**所给短文**
* * * * *

分享一篇发表在Nature Methods上的文章，文章标题是“An optogenetic method for the controlled release of single molecules”，文章的通讯作者是来自柏林自由大学的Helge Ewers教授。其课题组主要从事膜生物学的研究。

单分子荧光显微技术是研究蛋白质功能的有力手段，它帮助研究人员揭示并阐明了许多基本的细胞过程。这种方法依赖于低浓度的标记分子以避免信号重叠。然而目前的单分子递送手段仍存在浓度可控性较差、表达系统复杂等局限性。本文中，作者利用光裂解蛋白PhoCl，开发了一种在活细胞中的可控释放单个分子的技术。

PhoCl是一个β桶状蛋白，在未照射时呈现绿色荧光。UV光照射后，体系发生光裂解反应（β-消除反应），荧光团断裂，从而将PhoCl分为N末端和C末端两个均不发光的部分；其中C末端从PhoCl桶结构解离出去。利用这一性质，作者将PhoCl与靶蛋白的编码序列融合到高尔基体的驻留蛋白上。UV光照射后，PhoCl的桶状结构留在高尔基体中，而C末端肽和融合的靶蛋白将被释放。此外，这一融合体系也尽可能降低了靶蛋白的“泄露率”，从而保证单分子释放以光控方式进行。

作者利用胞质蛋白测试了这一体系能否保证靶蛋白在UV照射前隔离在高尔基体内、在UV照射后释放到细胞中其它位置。TIRF的成像结果给出了肯定的结论。随后，作者展现了这一体系在单分子跨膜蛋白的释放、多亚基离子通道蛋白的释放、信号通路的重建等方面的应用。

* * * * *

请照录上面短文中的一段，这段以含有“PhoCl是一个β桶状蛋白，”的字句开头，到“信号通路的重建等方面的应用。”为止。

**所给材料**
* * * * *

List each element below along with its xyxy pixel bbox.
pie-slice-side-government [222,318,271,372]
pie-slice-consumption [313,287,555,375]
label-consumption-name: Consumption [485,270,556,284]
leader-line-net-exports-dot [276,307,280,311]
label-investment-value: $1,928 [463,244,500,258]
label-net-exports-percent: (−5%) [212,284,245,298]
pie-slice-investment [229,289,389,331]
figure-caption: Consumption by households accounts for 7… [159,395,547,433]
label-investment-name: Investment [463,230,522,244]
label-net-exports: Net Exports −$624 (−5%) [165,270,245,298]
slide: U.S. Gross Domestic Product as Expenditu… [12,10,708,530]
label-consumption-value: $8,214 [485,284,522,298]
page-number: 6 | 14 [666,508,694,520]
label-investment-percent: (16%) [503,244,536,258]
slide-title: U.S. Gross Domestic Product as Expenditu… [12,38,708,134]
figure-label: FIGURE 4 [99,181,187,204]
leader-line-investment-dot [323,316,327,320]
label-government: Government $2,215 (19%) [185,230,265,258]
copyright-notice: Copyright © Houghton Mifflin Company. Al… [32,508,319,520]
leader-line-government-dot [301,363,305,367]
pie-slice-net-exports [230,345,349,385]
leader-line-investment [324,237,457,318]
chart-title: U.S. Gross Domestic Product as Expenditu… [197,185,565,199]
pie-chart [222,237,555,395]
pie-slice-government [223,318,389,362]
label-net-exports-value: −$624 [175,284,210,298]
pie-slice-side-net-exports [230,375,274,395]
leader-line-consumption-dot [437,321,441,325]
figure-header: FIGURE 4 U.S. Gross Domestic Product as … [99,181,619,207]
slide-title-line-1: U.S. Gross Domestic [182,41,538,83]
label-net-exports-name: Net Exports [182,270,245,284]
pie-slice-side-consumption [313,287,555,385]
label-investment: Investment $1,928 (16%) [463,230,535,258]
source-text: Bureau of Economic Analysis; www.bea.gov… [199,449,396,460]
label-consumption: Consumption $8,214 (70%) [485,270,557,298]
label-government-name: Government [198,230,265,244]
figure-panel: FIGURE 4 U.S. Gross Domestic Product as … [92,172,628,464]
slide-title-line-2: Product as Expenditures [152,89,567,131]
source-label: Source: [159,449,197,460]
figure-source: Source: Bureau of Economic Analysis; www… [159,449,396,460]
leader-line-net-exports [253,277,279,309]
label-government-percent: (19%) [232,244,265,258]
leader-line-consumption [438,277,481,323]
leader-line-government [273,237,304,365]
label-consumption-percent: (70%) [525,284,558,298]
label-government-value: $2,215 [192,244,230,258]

* * * * *

**本题答案**
PhoCl是一个β桶状蛋白，在未照射时呈现绿色荧光。UV光照射后，体系发生光裂解反应（β-消除反应），荧光团断裂，从而将PhoCl分为N末端和C末端两个均不发光的部分；其中C末端从PhoCl桶结构解离出去。利用这一性质，作者将PhoCl与靶蛋白的编码序列融合到高尔基体的驻留蛋白上。UV光照射后，PhoCl的桶状结构留在高尔基体中，而C末端肽和融合的靶蛋白将被释放。此外，这一融合体系也尽可能降低了靶蛋白的“泄露率”，从而保证单分子释放以光控方式进行。

作者利用胞质蛋白测试了这一体系能否保证靶蛋白在UV照射前隔离在高尔基体内、在UV照射后释放到细胞中其它位置。TIRF的成像结果给出了肯定的结论。随后，作者展现了这一体系在单分子跨膜蛋白的释放、多亚基离子通道蛋白的释放、信号通路的重建等方面的应用。